Data records
--- --- ---

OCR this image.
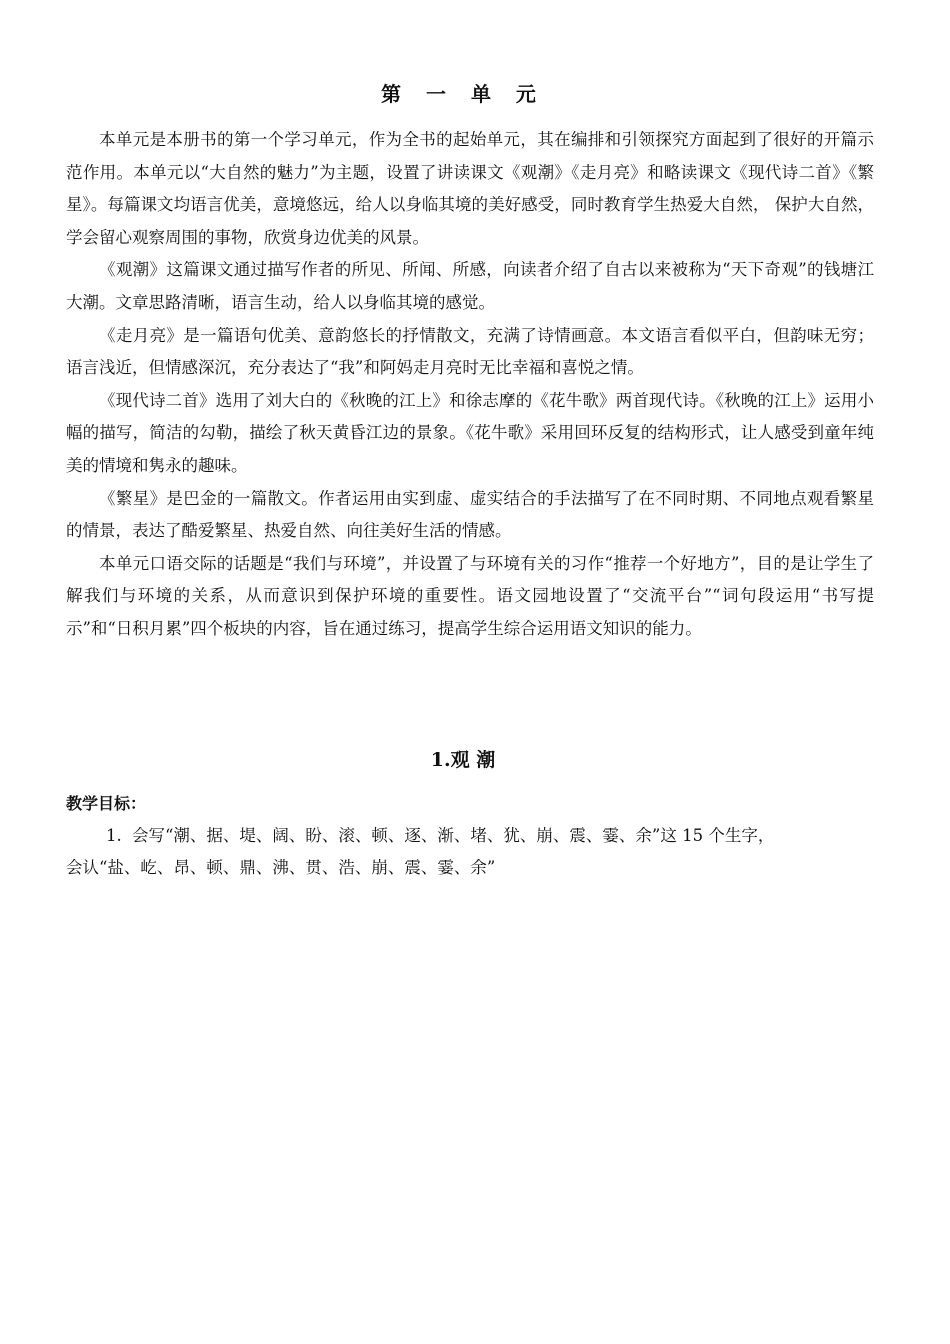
第 一 单 元

本单元是本册书的第一个学习单元，作为全书的起始单元，其在编排和引领探究方面起到了很好的开篇示范作用。本单元以“大自然的魅力”为主题，设置了讲读课文《观潮》《走月亮》和略读课文《现代诗二首》《繁星》。每篇课文均语言优美，意境悠远，给人以身临其境的美好感受，同时教育学生热爱大自然， 保护大自然，学会留心观察周围的事物，欣赏身边优美的风景。

《观潮》这篇课文通过描写作者的所见、所闻、所感，向读者介绍了自古以来被称为“天下奇观”的钱塘江大潮。文章思路清晰，语言生动，给人以身临其境的感觉。

《走月亮》是一篇语句优美、意韵悠长的抒情散文，充满了诗情画意。本文语言看似平白，但韵味无穷；语言浅近，但情感深沉，充分表达了“我”和阿妈走月亮时无比幸福和喜悦之情。

《现代诗二首》选用了刘大白的《秋晚的江上》和徐志摩的《花牛歌》两首现代诗。《秋晚的江上》运用小幅的描写，简洁的勾勒，描绘了秋天黄昏江边的景象。《花牛歌》采用回环反复的结构形式，让人感受到童年纯美的情境和隽永的趣味。

《繁星》是巴金的一篇散文。作者运用由实到虚、虚实结合的手法描写了在不同时期、不同地点观看繁星的情景，表达了酷爱繁星、热爱自然、向往美好生活的情感。

本单元口语交际的话题是“我们与环境”，并设置了与环境有关的习作“推荐一个好地方”，目的是让学生了解我们与环境的关系，从而意识到保护环境的重要性。语文园地设置了“交流平台”“词句段运用“书写提示”和“日积月累”四个板块的内容，旨在通过练习，提高学生综合运用语文知识的能力。

1.观 潮
教学目标：
1. 会写“潮、据、堤、阔、盼、滚、顿、逐、渐、堵、犹、崩、震、霎、余”这 15 个生字，
会认“盐、屹、昂、顿、鼎、沸、贯、浩、崩、震、霎、余”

--- --- ---

Omit the pictures, and quote the material above exactly as given.

OCR this image.
第 一 单 元

本单元是本册书的第一个学习单元，作为全书的起始单元，其在编排和引领探究方面起到了很好的开篇示范作用。本单元以“大自然的魅力”为主题，设置了讲读课文《观潮》《走月亮》和略读课文《现代诗二首》《繁星》。每篇课文均语言优美，意境悠远，给人以身临其境的美好感受，同时教育学生热爱大自然， 保护大自然，学会留心观察周围的事物，欣赏身边优美的风景。

《观潮》这篇课文通过描写作者的所见、所闻、所感，向读者介绍了自古以来被称为“天下奇观”的钱塘江大潮。文章思路清晰，语言生动，给人以身临其境的感觉。

《走月亮》是一篇语句优美、意韵悠长的抒情散文，充满了诗情画意。本文语言看似平白，但韵味无穷；语言浅近，但情感深沉，充分表达了“我”和阿妈走月亮时无比幸福和喜悦之情。

《现代诗二首》选用了刘大白的《秋晚的江上》和徐志摩的《花牛歌》两首现代诗。《秋晚的江上》运用小幅的描写，简洁的勾勒，描绘了秋天黄昏江边的景象。《花牛歌》采用回环反复的结构形式，让人感受到童年纯美的情境和隽永的趣味。

《繁星》是巴金的一篇散文。作者运用由实到虚、虚实结合的手法描写了在不同时期、不同地点观看繁星的情景，表达了酷爱繁星、热爱自然、向往美好生活的情感。

本单元口语交际的话题是“我们与环境”，并设置了与环境有关的习作“推荐一个好地方”，目的是让学生了解我们与环境的关系，从而意识到保护环境的重要性。语文园地设置了“交流平台”“词句段运用“书写提示”和“日积月累”四个板块的内容，旨在通过练习，提高学生综合运用语文知识的能力。

1.观 潮
教学目标：
1. 会写“潮、据、堤、阔、盼、滚、顿、逐、渐、堵、犹、崩、震、霎、余”这 15 个生字，
会认“盐、屹、昂、顿、鼎、沸、贯、浩、崩、震、霎、余”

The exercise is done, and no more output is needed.